• Instructions to follow:
All lines in the data bearing the string "cleaner" should be identified and copied.

━━━━━━━━

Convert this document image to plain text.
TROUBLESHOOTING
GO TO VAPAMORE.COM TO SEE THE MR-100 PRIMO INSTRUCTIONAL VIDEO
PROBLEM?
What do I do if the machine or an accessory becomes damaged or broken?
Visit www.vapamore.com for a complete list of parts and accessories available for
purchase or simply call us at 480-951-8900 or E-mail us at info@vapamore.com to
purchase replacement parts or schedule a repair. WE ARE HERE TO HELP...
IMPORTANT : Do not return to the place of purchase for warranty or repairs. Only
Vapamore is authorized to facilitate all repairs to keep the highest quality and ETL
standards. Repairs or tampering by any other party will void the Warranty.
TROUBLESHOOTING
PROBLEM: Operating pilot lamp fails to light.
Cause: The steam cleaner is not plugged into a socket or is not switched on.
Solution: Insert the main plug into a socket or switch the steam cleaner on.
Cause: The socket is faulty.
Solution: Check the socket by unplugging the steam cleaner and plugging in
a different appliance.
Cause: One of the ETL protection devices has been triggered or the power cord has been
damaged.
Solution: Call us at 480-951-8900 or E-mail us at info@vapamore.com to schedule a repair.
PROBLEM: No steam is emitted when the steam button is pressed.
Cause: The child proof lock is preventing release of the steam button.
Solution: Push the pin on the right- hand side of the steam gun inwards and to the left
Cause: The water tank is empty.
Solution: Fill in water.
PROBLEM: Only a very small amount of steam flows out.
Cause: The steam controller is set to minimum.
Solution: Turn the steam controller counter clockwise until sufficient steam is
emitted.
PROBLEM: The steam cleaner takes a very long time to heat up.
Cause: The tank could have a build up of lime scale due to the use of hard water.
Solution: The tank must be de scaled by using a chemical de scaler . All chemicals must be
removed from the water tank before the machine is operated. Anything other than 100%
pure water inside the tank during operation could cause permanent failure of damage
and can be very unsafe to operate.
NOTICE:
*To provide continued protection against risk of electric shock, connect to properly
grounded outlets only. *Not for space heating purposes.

━━━━━━━━

• Solution for this problem:
Cause: The steam cleaner is not plugged into a socket or is not switched on.
Solution: Insert the main plug into a socket or switch the steam cleaner on.
Solution: Check the socket by unplugging the steam cleaner and plugging in
PROBLEM: The steam cleaner takes a very long time to heat up.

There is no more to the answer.